- Required task: Drop every picture, then transcribe the remaining data exactly.

Stored data
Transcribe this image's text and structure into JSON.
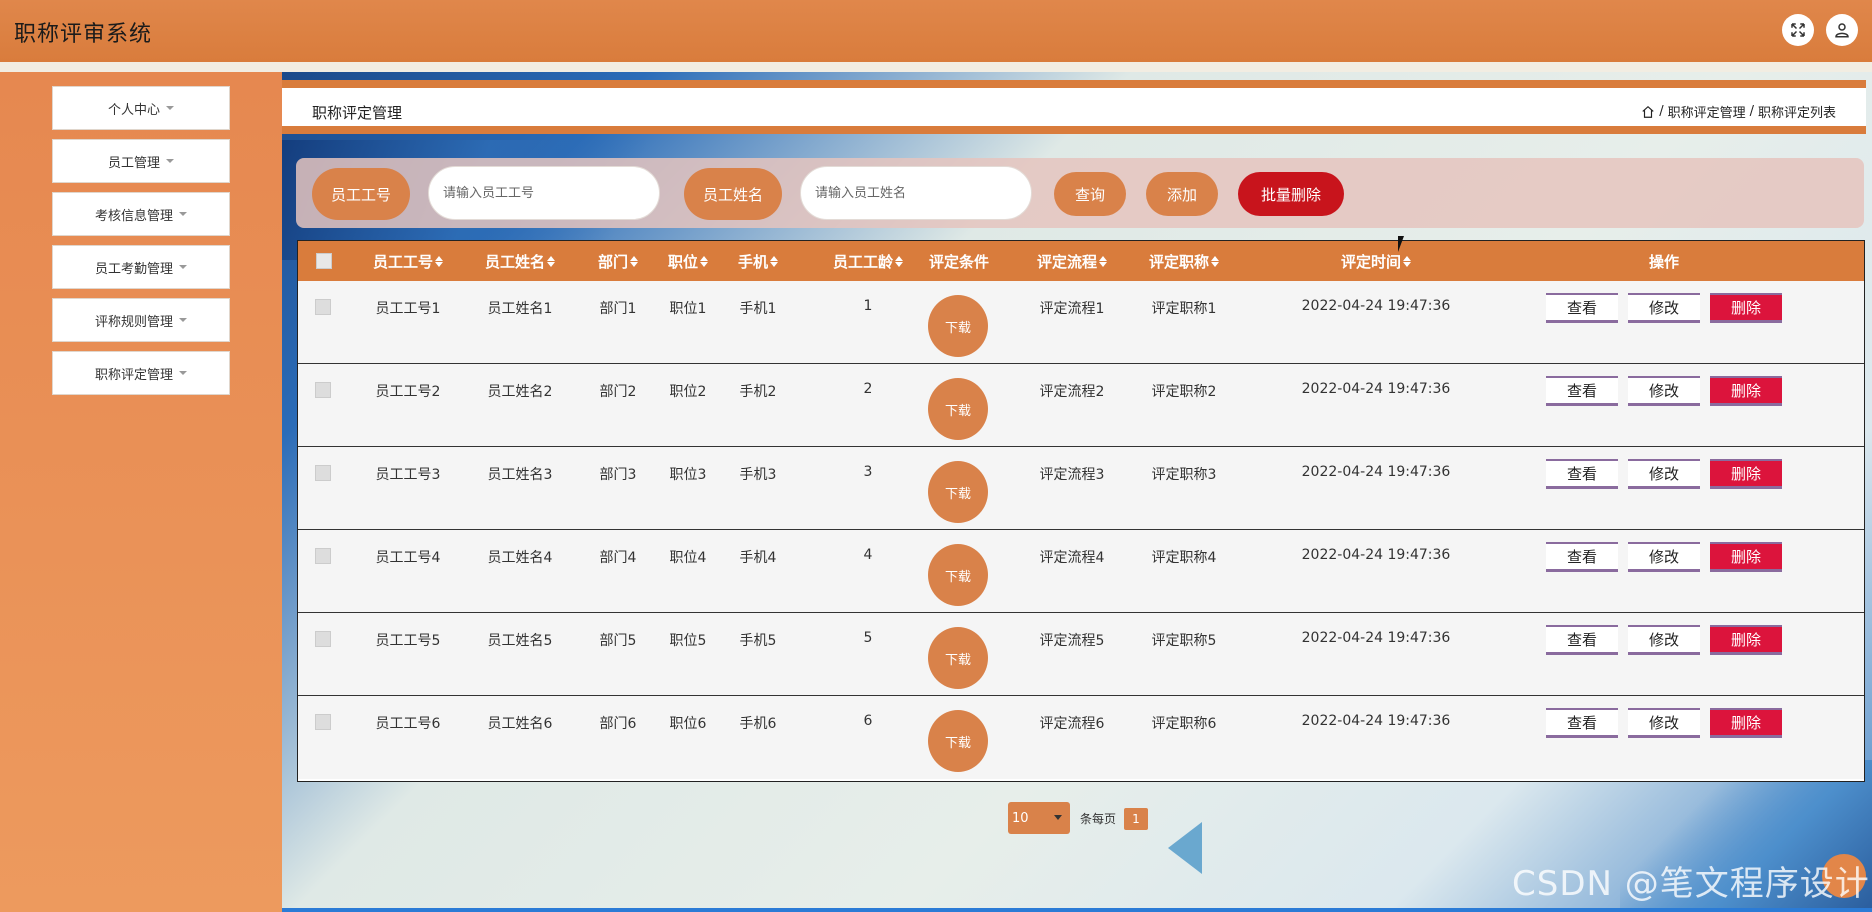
{
  "app": {
    "title": "职称评审系统"
  },
  "sidebar": {
    "items": [
      {
        "label": "个人中心"
      },
      {
        "label": "员工管理"
      },
      {
        "label": "考核信息管理"
      },
      {
        "label": "员工考勤管理"
      },
      {
        "label": "评称规则管理"
      },
      {
        "label": "职称评定管理"
      }
    ]
  },
  "page": {
    "title": "职称评定管理",
    "breadcrumb": [
      "职称评定管理",
      "职称评定列表"
    ],
    "separator": "/"
  },
  "search": {
    "emp_id_label": "员工工号",
    "emp_id_placeholder": "请输入员工工号",
    "emp_name_label": "员工姓名",
    "emp_name_placeholder": "请输入员工姓名",
    "query_label": "查询",
    "add_label": "添加",
    "batch_delete_label": "批量删除"
  },
  "table": {
    "columns": [
      "员工工号",
      "员工姓名",
      "部门",
      "职位",
      "手机",
      "员工工龄",
      "评定条件",
      "评定流程",
      "评定职称",
      "评定时间",
      "操作"
    ],
    "download_label": "下载",
    "view_label": "查看",
    "edit_label": "修改",
    "delete_label": "删除",
    "rows": [
      {
        "emp_id": "员工工号1",
        "emp_name": "员工姓名1",
        "dept": "部门1",
        "position": "职位1",
        "phone": "手机1",
        "years": "1",
        "process": "评定流程1",
        "title": "评定职称1",
        "time": "2022-04-24 19:47:36"
      },
      {
        "emp_id": "员工工号2",
        "emp_name": "员工姓名2",
        "dept": "部门2",
        "position": "职位2",
        "phone": "手机2",
        "years": "2",
        "process": "评定流程2",
        "title": "评定职称2",
        "time": "2022-04-24 19:47:36"
      },
      {
        "emp_id": "员工工号3",
        "emp_name": "员工姓名3",
        "dept": "部门3",
        "position": "职位3",
        "phone": "手机3",
        "years": "3",
        "process": "评定流程3",
        "title": "评定职称3",
        "time": "2022-04-24 19:47:36"
      },
      {
        "emp_id": "员工工号4",
        "emp_name": "员工姓名4",
        "dept": "部门4",
        "position": "职位4",
        "phone": "手机4",
        "years": "4",
        "process": "评定流程4",
        "title": "评定职称4",
        "time": "2022-04-24 19:47:36"
      },
      {
        "emp_id": "员工工号5",
        "emp_name": "员工姓名5",
        "dept": "部门5",
        "position": "职位5",
        "phone": "手机5",
        "years": "5",
        "process": "评定流程5",
        "title": "评定职称5",
        "time": "2022-04-24 19:47:36"
      },
      {
        "emp_id": "员工工号6",
        "emp_name": "员工姓名6",
        "dept": "部门6",
        "position": "职位6",
        "phone": "手机6",
        "years": "6",
        "process": "评定流程6",
        "title": "评定职称6",
        "time": "2022-04-24 19:47:36"
      }
    ]
  },
  "pagination": {
    "page_size": "10",
    "per_page_label": "条每页",
    "current_page": "1"
  },
  "watermark": "CSDN @笔文程序设计",
  "colors": {
    "accent": "#d97c3c",
    "danger": "#dc143c"
  },
  "icons": {
    "fullscreen": "fullscreen-icon",
    "user": "user-icon",
    "home": "home-icon"
  }
}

- Response:
Transcribe this image's text and structure into JSON.
{
  "app": {
    "title": "职称评审系统"
  },
  "sidebar": {
    "items": [
      {
        "label": "个人中心"
      },
      {
        "label": "员工管理"
      },
      {
        "label": "考核信息管理"
      },
      {
        "label": "员工考勤管理"
      },
      {
        "label": "评称规则管理"
      },
      {
        "label": "职称评定管理"
      }
    ]
  },
  "page": {
    "title": "职称评定管理",
    "breadcrumb": [
      "职称评定管理",
      "职称评定列表"
    ],
    "separator": "/"
  },
  "search": {
    "emp_id_label": "员工工号",
    "emp_id_placeholder": "请输入员工工号",
    "emp_name_label": "员工姓名",
    "emp_name_placeholder": "请输入员工姓名",
    "query_label": "查询",
    "add_label": "添加",
    "batch_delete_label": "批量删除"
  },
  "table": {
    "columns": [
      "员工工号",
      "员工姓名",
      "部门",
      "职位",
      "手机",
      "员工工龄",
      "评定条件",
      "评定流程",
      "评定职称",
      "评定时间",
      "操作"
    ],
    "download_label": "下载",
    "view_label": "查看",
    "edit_label": "修改",
    "delete_label": "删除",
    "rows": [
      {
        "emp_id": "员工工号1",
        "emp_name": "员工姓名1",
        "dept": "部门1",
        "position": "职位1",
        "phone": "手机1",
        "years": "1",
        "process": "评定流程1",
        "title": "评定职称1",
        "time": "2022-04-24 19:47:36"
      },
      {
        "emp_id": "员工工号2",
        "emp_name": "员工姓名2",
        "dept": "部门2",
        "position": "职位2",
        "phone": "手机2",
        "years": "2",
        "process": "评定流程2",
        "title": "评定职称2",
        "time": "2022-04-24 19:47:36"
      },
      {
        "emp_id": "员工工号3",
        "emp_name": "员工姓名3",
        "dept": "部门3",
        "position": "职位3",
        "phone": "手机3",
        "years": "3",
        "process": "评定流程3",
        "title": "评定职称3",
        "time": "2022-04-24 19:47:36"
      },
      {
        "emp_id": "员工工号4",
        "emp_name": "员工姓名4",
        "dept": "部门4",
        "position": "职位4",
        "phone": "手机4",
        "years": "4",
        "process": "评定流程4",
        "title": "评定职称4",
        "time": "2022-04-24 19:47:36"
      },
      {
        "emp_id": "员工工号5",
        "emp_name": "员工姓名5",
        "dept": "部门5",
        "position": "职位5",
        "phone": "手机5",
        "years": "5",
        "process": "评定流程5",
        "title": "评定职称5",
        "time": "2022-04-24 19:47:36"
      },
      {
        "emp_id": "员工工号6",
        "emp_name": "员工姓名6",
        "dept": "部门6",
        "position": "职位6",
        "phone": "手机6",
        "years": "6",
        "process": "评定流程6",
        "title": "评定职称6",
        "time": "2022-04-24 19:47:36"
      }
    ]
  },
  "pagination": {
    "page_size": "10",
    "per_page_label": "条每页",
    "current_page": "1"
  },
  "watermark": "CSDN @笔文程序设计",
  "colors": {
    "accent": "#d97c3c",
    "danger": "#dc143c"
  },
  "icons": {
    "fullscreen": "fullscreen-icon",
    "user": "user-icon",
    "home": "home-icon"
  }
}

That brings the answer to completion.